-- START Raw records --

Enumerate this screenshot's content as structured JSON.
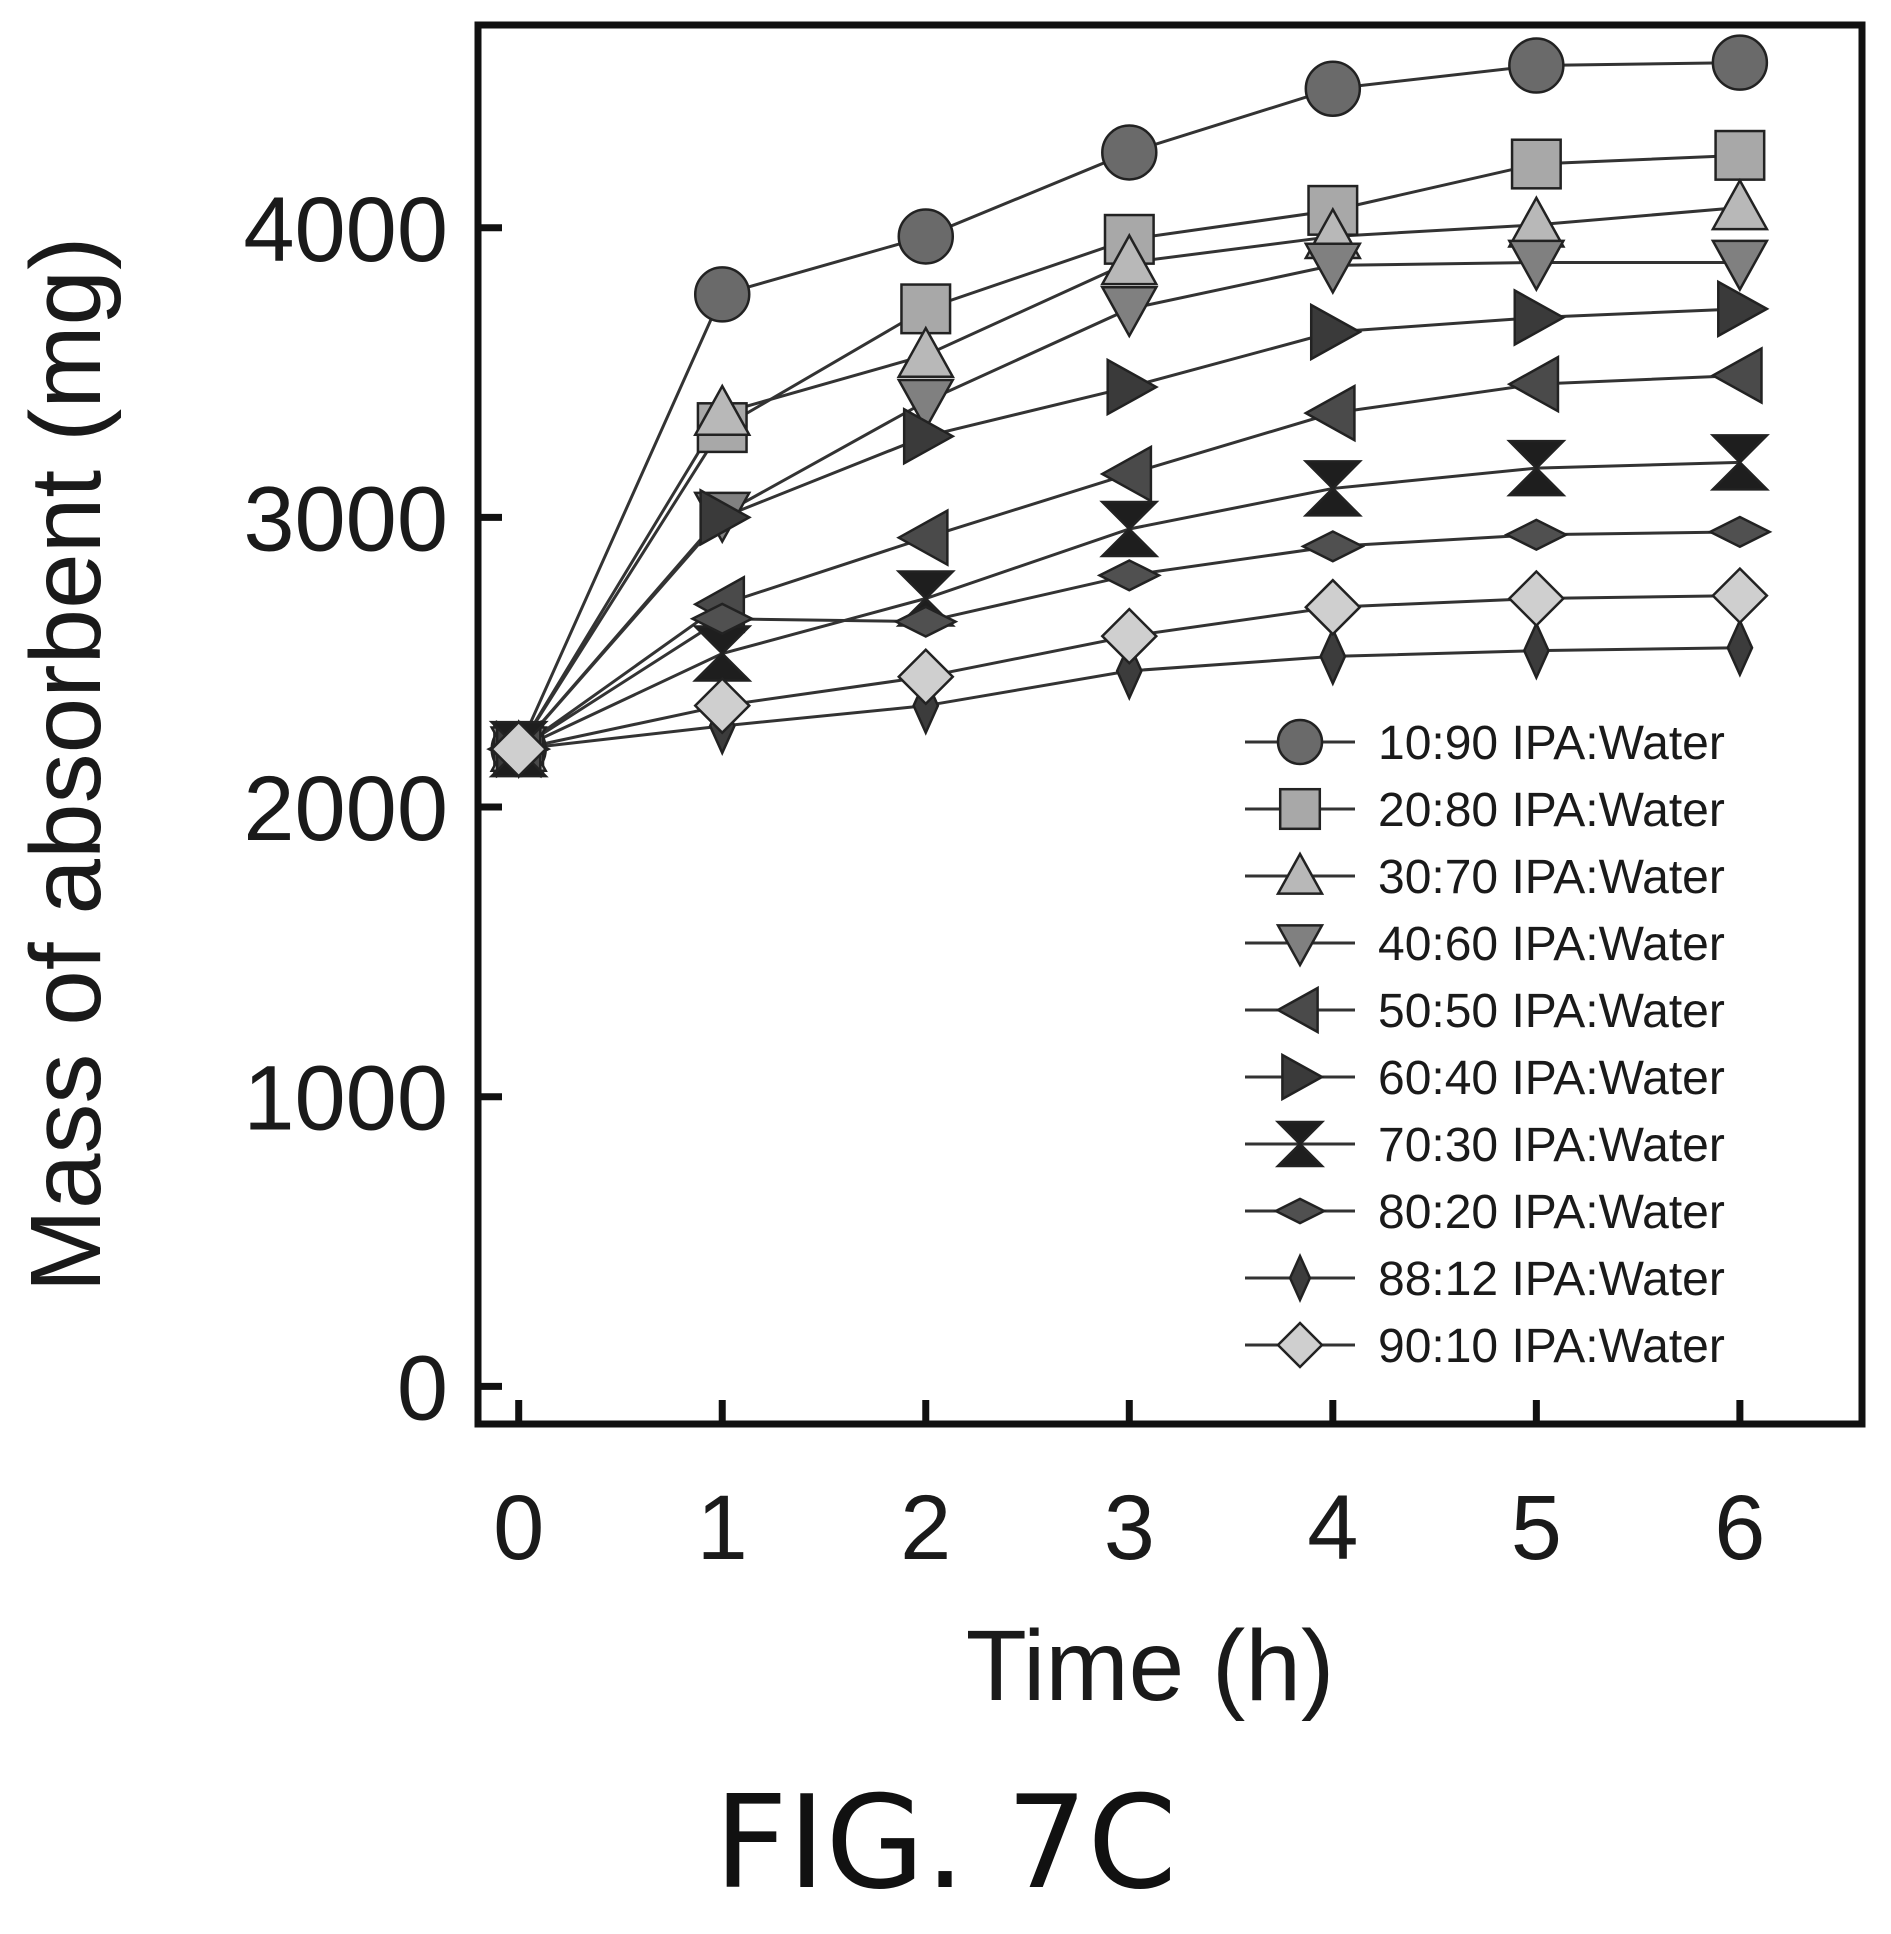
{
  "figure_label": "FIG. 7C",
  "chart_data": {
    "type": "line",
    "xlabel": "Time (h)",
    "ylabel": "Mass of absorbent (mg)",
    "xlim": [
      -0.2,
      6.6
    ],
    "ylim": [
      -130,
      4700
    ],
    "x_ticks": [
      0,
      1,
      2,
      3,
      4,
      5,
      6
    ],
    "y_ticks": [
      0,
      1000,
      2000,
      3000,
      4000
    ],
    "grid": false,
    "legend_position": "bottom-right",
    "x": [
      0,
      1,
      2,
      3,
      4,
      5,
      6
    ],
    "series": [
      {
        "name": "10:90 IPA:Water",
        "marker": "circle",
        "color": "#6a6a6a",
        "values": [
          2200,
          3770,
          3970,
          4260,
          4480,
          4560,
          4570
        ]
      },
      {
        "name": "20:80 IPA:Water",
        "marker": "square",
        "color": "#a8a8a8",
        "values": [
          2200,
          3310,
          3720,
          3960,
          4060,
          4220,
          4250
        ]
      },
      {
        "name": "30:70 IPA:Water",
        "marker": "triangle-up",
        "color": "#b8b8b8",
        "values": [
          2200,
          3360,
          3560,
          3880,
          3970,
          4010,
          4070
        ]
      },
      {
        "name": "40:60 IPA:Water",
        "marker": "triangle-down",
        "color": "#808080",
        "values": [
          2200,
          3010,
          3400,
          3720,
          3870,
          3880,
          3880
        ]
      },
      {
        "name": "50:50 IPA:Water",
        "marker": "triangle-left",
        "color": "#4a4a4a",
        "values": [
          2200,
          2700,
          2930,
          3150,
          3360,
          3460,
          3490
        ]
      },
      {
        "name": "60:40 IPA:Water",
        "marker": "triangle-right",
        "color": "#3a3a3a",
        "values": [
          2200,
          3000,
          3280,
          3450,
          3640,
          3690,
          3720
        ]
      },
      {
        "name": "70:30 IPA:Water",
        "marker": "hourglass",
        "color": "#1e1e1e",
        "values": [
          2200,
          2530,
          2720,
          2960,
          3100,
          3170,
          3190
        ]
      },
      {
        "name": "80:20 IPA:Water",
        "marker": "wide-diamond",
        "color": "#505050",
        "values": [
          2200,
          2650,
          2640,
          2800,
          2900,
          2940,
          2950
        ]
      },
      {
        "name": "88:12 IPA:Water",
        "marker": "thin-diamond",
        "color": "#3c3c3c",
        "values": [
          2200,
          2280,
          2350,
          2470,
          2520,
          2540,
          2550
        ]
      },
      {
        "name": "90:10 IPA:Water",
        "marker": "diamond",
        "color": "#cfcfcf",
        "values": [
          2200,
          2350,
          2450,
          2590,
          2690,
          2720,
          2730
        ]
      }
    ]
  }
}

-- END Raw records --

**Aim:**
Quote the data above in full and without alteration; skip the pictures.

**Reply:**
Enumerate this screenshot's content as structured JSON.
{
  "figure_label": "FIG. 7C",
  "chart_data": {
    "type": "line",
    "xlabel": "Time (h)",
    "ylabel": "Mass of absorbent (mg)",
    "xlim": [
      -0.2,
      6.6
    ],
    "ylim": [
      -130,
      4700
    ],
    "x_ticks": [
      0,
      1,
      2,
      3,
      4,
      5,
      6
    ],
    "y_ticks": [
      0,
      1000,
      2000,
      3000,
      4000
    ],
    "grid": false,
    "legend_position": "bottom-right",
    "x": [
      0,
      1,
      2,
      3,
      4,
      5,
      6
    ],
    "series": [
      {
        "name": "10:90 IPA:Water",
        "marker": "circle",
        "color": "#6a6a6a",
        "values": [
          2200,
          3770,
          3970,
          4260,
          4480,
          4560,
          4570
        ]
      },
      {
        "name": "20:80 IPA:Water",
        "marker": "square",
        "color": "#a8a8a8",
        "values": [
          2200,
          3310,
          3720,
          3960,
          4060,
          4220,
          4250
        ]
      },
      {
        "name": "30:70 IPA:Water",
        "marker": "triangle-up",
        "color": "#b8b8b8",
        "values": [
          2200,
          3360,
          3560,
          3880,
          3970,
          4010,
          4070
        ]
      },
      {
        "name": "40:60 IPA:Water",
        "marker": "triangle-down",
        "color": "#808080",
        "values": [
          2200,
          3010,
          3400,
          3720,
          3870,
          3880,
          3880
        ]
      },
      {
        "name": "50:50 IPA:Water",
        "marker": "triangle-left",
        "color": "#4a4a4a",
        "values": [
          2200,
          2700,
          2930,
          3150,
          3360,
          3460,
          3490
        ]
      },
      {
        "name": "60:40 IPA:Water",
        "marker": "triangle-right",
        "color": "#3a3a3a",
        "values": [
          2200,
          3000,
          3280,
          3450,
          3640,
          3690,
          3720
        ]
      },
      {
        "name": "70:30 IPA:Water",
        "marker": "hourglass",
        "color": "#1e1e1e",
        "values": [
          2200,
          2530,
          2720,
          2960,
          3100,
          3170,
          3190
        ]
      },
      {
        "name": "80:20 IPA:Water",
        "marker": "wide-diamond",
        "color": "#505050",
        "values": [
          2200,
          2650,
          2640,
          2800,
          2900,
          2940,
          2950
        ]
      },
      {
        "name": "88:12 IPA:Water",
        "marker": "thin-diamond",
        "color": "#3c3c3c",
        "values": [
          2200,
          2280,
          2350,
          2470,
          2520,
          2540,
          2550
        ]
      },
      {
        "name": "90:10 IPA:Water",
        "marker": "diamond",
        "color": "#cfcfcf",
        "values": [
          2200,
          2350,
          2450,
          2590,
          2690,
          2720,
          2730
        ]
      }
    ]
  }
}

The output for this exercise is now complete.